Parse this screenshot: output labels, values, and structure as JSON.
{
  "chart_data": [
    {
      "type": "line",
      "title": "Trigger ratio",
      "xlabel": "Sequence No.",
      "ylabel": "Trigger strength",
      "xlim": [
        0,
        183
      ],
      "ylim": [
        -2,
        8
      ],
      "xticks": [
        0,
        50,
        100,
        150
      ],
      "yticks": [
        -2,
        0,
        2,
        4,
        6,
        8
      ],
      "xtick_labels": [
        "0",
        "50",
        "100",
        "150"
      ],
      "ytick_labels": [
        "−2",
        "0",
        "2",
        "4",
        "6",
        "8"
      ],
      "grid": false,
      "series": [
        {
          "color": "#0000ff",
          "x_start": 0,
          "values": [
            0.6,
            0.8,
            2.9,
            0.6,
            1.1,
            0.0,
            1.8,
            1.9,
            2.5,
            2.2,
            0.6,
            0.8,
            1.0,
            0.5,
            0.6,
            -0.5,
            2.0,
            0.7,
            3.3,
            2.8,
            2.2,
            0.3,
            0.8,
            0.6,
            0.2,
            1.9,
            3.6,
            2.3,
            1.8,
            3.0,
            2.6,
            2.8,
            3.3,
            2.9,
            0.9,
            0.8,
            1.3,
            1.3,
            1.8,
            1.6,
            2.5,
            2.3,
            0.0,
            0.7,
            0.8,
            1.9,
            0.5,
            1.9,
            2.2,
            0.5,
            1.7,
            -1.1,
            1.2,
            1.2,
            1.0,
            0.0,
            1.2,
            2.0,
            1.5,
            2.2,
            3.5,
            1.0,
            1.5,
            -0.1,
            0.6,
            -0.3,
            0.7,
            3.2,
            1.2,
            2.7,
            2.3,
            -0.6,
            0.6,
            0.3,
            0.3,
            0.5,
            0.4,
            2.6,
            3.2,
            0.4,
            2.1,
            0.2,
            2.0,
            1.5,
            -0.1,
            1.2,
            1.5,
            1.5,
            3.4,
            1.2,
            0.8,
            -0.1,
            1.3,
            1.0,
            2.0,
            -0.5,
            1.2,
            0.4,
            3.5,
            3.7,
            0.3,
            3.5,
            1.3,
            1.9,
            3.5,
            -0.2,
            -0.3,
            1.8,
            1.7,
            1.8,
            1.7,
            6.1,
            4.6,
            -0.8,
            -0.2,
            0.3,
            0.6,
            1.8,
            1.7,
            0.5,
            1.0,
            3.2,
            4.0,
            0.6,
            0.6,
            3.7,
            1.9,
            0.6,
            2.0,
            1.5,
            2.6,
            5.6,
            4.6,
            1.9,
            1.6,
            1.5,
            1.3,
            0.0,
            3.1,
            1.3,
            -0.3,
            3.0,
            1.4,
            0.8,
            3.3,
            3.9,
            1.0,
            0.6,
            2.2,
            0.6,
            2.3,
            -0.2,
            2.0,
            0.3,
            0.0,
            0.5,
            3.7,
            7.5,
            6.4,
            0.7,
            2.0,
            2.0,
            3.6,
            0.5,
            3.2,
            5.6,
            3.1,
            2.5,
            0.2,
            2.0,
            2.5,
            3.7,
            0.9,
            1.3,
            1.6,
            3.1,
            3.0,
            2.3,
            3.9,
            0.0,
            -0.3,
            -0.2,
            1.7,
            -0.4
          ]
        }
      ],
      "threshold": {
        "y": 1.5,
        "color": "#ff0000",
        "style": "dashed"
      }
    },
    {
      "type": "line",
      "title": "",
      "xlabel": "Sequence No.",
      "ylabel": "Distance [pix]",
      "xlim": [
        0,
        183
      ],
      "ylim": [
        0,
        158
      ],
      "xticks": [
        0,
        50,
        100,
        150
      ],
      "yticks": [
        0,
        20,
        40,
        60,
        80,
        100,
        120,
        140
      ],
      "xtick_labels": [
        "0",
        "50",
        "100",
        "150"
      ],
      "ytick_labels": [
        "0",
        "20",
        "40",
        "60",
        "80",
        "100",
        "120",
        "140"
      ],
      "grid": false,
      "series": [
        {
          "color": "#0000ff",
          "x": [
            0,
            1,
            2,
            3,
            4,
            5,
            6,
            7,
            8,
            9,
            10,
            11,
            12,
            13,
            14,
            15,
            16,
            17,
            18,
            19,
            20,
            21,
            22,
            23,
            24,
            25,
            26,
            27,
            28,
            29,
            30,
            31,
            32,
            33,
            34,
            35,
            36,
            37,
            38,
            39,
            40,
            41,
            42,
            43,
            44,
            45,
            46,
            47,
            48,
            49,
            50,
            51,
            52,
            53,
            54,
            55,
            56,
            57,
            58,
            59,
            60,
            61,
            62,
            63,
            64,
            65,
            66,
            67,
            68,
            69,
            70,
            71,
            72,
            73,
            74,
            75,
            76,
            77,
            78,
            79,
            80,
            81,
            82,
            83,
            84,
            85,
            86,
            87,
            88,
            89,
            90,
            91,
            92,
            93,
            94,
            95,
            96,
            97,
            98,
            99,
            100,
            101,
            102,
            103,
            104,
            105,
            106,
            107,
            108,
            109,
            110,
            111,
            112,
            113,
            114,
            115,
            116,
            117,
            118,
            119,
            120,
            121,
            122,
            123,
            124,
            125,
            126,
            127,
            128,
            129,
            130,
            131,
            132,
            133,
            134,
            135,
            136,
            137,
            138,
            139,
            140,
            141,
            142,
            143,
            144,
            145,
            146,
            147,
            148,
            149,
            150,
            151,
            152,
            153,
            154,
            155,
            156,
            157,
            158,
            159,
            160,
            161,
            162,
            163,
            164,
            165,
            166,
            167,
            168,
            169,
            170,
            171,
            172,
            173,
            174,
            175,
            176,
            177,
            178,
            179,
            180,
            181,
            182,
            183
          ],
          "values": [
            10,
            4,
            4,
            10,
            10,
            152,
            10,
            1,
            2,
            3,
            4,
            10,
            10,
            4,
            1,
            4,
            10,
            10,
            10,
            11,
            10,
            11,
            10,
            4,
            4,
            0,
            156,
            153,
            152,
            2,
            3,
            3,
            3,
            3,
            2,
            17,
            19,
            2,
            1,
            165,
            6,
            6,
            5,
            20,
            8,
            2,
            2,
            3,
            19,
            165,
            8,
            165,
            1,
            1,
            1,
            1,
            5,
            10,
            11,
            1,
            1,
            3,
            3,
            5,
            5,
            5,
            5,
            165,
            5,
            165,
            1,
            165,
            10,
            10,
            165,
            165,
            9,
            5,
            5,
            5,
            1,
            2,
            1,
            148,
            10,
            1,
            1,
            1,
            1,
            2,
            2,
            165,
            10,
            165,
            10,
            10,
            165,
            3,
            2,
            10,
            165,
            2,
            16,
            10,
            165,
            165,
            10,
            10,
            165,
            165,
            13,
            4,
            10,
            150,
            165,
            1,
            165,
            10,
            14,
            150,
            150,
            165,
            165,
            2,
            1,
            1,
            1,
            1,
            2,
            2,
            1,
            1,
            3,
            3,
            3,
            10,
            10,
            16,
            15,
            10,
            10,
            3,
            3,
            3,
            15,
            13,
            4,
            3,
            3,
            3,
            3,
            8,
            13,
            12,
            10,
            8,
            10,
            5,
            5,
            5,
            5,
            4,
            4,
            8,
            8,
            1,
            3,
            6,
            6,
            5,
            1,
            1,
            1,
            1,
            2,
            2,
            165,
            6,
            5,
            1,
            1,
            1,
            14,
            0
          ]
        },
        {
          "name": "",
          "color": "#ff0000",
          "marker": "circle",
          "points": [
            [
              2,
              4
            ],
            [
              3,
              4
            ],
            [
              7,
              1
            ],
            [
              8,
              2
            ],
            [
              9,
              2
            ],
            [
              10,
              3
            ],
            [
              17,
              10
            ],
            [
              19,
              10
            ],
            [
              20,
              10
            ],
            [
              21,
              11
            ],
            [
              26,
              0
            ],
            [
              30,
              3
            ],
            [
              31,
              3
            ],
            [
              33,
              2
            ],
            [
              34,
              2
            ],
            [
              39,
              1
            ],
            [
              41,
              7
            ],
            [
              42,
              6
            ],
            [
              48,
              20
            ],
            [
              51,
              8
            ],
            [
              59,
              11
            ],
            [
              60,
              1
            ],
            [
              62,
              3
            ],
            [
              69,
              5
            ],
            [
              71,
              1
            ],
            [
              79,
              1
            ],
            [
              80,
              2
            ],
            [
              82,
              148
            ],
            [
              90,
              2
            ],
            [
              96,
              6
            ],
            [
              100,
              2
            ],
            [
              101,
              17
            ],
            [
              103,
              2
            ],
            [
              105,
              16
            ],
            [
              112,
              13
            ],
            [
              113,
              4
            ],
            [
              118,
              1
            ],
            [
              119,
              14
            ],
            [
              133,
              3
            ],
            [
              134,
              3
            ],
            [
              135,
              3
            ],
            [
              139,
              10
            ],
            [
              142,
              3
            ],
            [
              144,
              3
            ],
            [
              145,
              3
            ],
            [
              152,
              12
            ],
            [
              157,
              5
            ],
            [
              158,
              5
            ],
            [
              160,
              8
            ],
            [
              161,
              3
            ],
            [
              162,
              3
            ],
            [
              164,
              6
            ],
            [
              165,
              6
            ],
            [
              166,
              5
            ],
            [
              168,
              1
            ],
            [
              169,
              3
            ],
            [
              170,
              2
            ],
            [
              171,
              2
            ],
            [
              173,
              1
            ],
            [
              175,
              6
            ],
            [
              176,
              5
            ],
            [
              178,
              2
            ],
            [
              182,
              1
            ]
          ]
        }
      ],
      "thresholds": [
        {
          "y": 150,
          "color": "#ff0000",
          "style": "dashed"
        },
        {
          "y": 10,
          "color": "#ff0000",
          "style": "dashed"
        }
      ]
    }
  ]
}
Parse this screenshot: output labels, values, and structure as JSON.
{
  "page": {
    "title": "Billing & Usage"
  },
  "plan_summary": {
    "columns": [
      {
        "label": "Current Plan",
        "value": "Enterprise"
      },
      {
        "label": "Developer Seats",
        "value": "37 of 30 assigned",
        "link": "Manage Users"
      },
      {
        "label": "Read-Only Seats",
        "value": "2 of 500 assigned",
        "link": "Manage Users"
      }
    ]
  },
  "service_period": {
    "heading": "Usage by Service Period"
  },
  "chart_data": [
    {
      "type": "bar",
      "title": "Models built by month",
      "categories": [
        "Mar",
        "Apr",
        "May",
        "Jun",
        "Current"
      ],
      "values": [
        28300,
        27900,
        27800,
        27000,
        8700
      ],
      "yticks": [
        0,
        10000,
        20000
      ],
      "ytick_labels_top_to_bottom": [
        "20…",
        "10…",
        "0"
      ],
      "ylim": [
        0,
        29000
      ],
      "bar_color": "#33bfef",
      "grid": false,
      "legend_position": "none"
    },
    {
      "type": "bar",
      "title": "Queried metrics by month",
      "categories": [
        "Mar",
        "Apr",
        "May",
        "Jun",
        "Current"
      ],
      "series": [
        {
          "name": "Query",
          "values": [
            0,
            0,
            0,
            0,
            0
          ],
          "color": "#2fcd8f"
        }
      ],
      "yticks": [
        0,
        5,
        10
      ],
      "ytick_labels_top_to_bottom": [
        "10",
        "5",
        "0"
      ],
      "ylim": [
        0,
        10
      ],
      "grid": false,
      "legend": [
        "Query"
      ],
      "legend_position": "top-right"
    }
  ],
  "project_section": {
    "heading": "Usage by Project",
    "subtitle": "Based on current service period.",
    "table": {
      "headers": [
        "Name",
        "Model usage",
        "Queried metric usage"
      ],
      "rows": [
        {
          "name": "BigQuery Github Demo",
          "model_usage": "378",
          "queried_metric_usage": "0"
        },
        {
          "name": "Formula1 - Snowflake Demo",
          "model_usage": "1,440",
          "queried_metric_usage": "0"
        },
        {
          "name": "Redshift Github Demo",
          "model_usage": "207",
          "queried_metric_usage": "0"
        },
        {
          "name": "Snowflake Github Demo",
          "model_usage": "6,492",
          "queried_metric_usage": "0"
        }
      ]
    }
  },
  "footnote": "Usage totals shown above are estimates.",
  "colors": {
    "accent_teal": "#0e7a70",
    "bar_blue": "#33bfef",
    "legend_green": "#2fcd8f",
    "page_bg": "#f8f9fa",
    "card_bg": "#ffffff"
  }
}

+---+

THE EXERCISE ::
Look through the entries above and report each line where the string "Seats" occurs.

RIGHT ANSWER ::
        "label": "Developer Seats",
        "label": "Read-Only Seats",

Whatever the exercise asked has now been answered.